Repeat everything in the material exactly.

>> start Entries shown

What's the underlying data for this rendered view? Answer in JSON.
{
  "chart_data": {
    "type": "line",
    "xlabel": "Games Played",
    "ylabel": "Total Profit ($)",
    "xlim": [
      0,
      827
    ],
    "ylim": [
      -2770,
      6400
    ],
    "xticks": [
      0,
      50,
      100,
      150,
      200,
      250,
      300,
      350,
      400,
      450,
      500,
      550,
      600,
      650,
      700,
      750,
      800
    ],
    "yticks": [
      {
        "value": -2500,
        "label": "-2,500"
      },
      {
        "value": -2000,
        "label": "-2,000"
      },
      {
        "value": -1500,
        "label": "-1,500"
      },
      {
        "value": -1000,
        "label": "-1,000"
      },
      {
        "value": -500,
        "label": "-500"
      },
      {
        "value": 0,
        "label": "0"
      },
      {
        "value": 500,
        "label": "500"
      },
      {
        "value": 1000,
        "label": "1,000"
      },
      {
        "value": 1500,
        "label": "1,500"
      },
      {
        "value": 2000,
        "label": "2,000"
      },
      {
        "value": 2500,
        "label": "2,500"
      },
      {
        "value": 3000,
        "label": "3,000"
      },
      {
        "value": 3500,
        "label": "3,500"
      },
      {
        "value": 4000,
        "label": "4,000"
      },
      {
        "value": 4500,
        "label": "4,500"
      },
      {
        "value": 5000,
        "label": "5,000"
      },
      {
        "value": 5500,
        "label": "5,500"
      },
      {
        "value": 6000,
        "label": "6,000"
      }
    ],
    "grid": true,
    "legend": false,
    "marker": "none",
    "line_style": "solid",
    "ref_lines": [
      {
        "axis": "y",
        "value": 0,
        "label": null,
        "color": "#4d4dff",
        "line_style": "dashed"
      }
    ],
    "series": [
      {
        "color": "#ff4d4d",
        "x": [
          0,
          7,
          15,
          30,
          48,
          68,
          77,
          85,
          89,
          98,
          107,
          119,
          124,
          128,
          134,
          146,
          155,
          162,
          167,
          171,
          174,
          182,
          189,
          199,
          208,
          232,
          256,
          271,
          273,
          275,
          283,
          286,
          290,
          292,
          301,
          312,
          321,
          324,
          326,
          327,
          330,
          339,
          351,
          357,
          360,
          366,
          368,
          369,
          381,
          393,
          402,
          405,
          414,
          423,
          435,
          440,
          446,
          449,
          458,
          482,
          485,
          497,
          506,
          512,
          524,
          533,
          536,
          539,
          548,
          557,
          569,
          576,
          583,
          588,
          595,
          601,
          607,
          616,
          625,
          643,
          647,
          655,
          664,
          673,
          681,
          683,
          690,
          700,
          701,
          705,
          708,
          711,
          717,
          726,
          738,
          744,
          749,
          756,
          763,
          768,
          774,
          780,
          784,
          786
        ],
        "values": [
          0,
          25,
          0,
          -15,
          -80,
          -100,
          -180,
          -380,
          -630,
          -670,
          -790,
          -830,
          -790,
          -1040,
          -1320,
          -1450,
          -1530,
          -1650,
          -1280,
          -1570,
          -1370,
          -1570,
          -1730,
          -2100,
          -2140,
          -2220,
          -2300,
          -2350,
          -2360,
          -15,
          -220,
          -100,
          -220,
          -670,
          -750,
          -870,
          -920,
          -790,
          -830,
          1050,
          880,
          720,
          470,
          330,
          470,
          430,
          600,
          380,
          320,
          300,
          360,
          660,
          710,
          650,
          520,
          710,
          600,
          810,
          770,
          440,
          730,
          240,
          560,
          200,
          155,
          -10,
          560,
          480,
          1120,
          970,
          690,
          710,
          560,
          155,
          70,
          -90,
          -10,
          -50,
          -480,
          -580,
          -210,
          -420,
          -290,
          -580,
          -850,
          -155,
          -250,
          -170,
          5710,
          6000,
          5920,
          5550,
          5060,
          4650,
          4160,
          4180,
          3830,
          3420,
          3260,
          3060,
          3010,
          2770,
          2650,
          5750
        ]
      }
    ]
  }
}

>> end Entries shown

# [Task output]
What's the underlying data for this rendered view? Answer in JSON.
{
  "chart_data": {
    "type": "line",
    "xlabel": "Games Played",
    "ylabel": "Total Profit ($)",
    "xlim": [
      0,
      827
    ],
    "ylim": [
      -2770,
      6400
    ],
    "xticks": [
      0,
      50,
      100,
      150,
      200,
      250,
      300,
      350,
      400,
      450,
      500,
      550,
      600,
      650,
      700,
      750,
      800
    ],
    "yticks": [
      {
        "value": -2500,
        "label": "-2,500"
      },
      {
        "value": -2000,
        "label": "-2,000"
      },
      {
        "value": -1500,
        "label": "-1,500"
      },
      {
        "value": -1000,
        "label": "-1,000"
      },
      {
        "value": -500,
        "label": "-500"
      },
      {
        "value": 0,
        "label": "0"
      },
      {
        "value": 500,
        "label": "500"
      },
      {
        "value": 1000,
        "label": "1,000"
      },
      {
        "value": 1500,
        "label": "1,500"
      },
      {
        "value": 2000,
        "label": "2,000"
      },
      {
        "value": 2500,
        "label": "2,500"
      },
      {
        "value": 3000,
        "label": "3,000"
      },
      {
        "value": 3500,
        "label": "3,500"
      },
      {
        "value": 4000,
        "label": "4,000"
      },
      {
        "value": 4500,
        "label": "4,500"
      },
      {
        "value": 5000,
        "label": "5,000"
      },
      {
        "value": 5500,
        "label": "5,500"
      },
      {
        "value": 6000,
        "label": "6,000"
      }
    ],
    "grid": true,
    "legend": false,
    "marker": "none",
    "line_style": "solid",
    "ref_lines": [
      {
        "axis": "y",
        "value": 0,
        "label": null,
        "color": "#4d4dff",
        "line_style": "dashed"
      }
    ],
    "series": [
      {
        "color": "#ff4d4d",
        "x": [
          0,
          7,
          15,
          30,
          48,
          68,
          77,
          85,
          89,
          98,
          107,
          119,
          124,
          128,
          134,
          146,
          155,
          162,
          167,
          171,
          174,
          182,
          189,
          199,
          208,
          232,
          256,
          271,
          273,
          275,
          283,
          286,
          290,
          292,
          301,
          312,
          321,
          324,
          326,
          327,
          330,
          339,
          351,
          357,
          360,
          366,
          368,
          369,
          381,
          393,
          402,
          405,
          414,
          423,
          435,
          440,
          446,
          449,
          458,
          482,
          485,
          497,
          506,
          512,
          524,
          533,
          536,
          539,
          548,
          557,
          569,
          576,
          583,
          588,
          595,
          601,
          607,
          616,
          625,
          643,
          647,
          655,
          664,
          673,
          681,
          683,
          690,
          700,
          701,
          705,
          708,
          711,
          717,
          726,
          738,
          744,
          749,
          756,
          763,
          768,
          774,
          780,
          784,
          786
        ],
        "values": [
          0,
          25,
          0,
          -15,
          -80,
          -100,
          -180,
          -380,
          -630,
          -670,
          -790,
          -830,
          -790,
          -1040,
          -1320,
          -1450,
          -1530,
          -1650,
          -1280,
          -1570,
          -1370,
          -1570,
          -1730,
          -2100,
          -2140,
          -2220,
          -2300,
          -2350,
          -2360,
          -15,
          -220,
          -100,
          -220,
          -670,
          -750,
          -870,
          -920,
          -790,
          -830,
          1050,
          880,
          720,
          470,
          330,
          470,
          430,
          600,
          380,
          320,
          300,
          360,
          660,
          710,
          650,
          520,
          710,
          600,
          810,
          770,
          440,
          730,
          240,
          560,
          200,
          155,
          -10,
          560,
          480,
          1120,
          970,
          690,
          710,
          560,
          155,
          70,
          -90,
          -10,
          -50,
          -480,
          -580,
          -210,
          -420,
          -290,
          -580,
          -850,
          -155,
          -250,
          -170,
          5710,
          6000,
          5920,
          5550,
          5060,
          4650,
          4160,
          4180,
          3830,
          3420,
          3260,
          3060,
          3010,
          2770,
          2650,
          5750
        ]
      }
    ]
  }
}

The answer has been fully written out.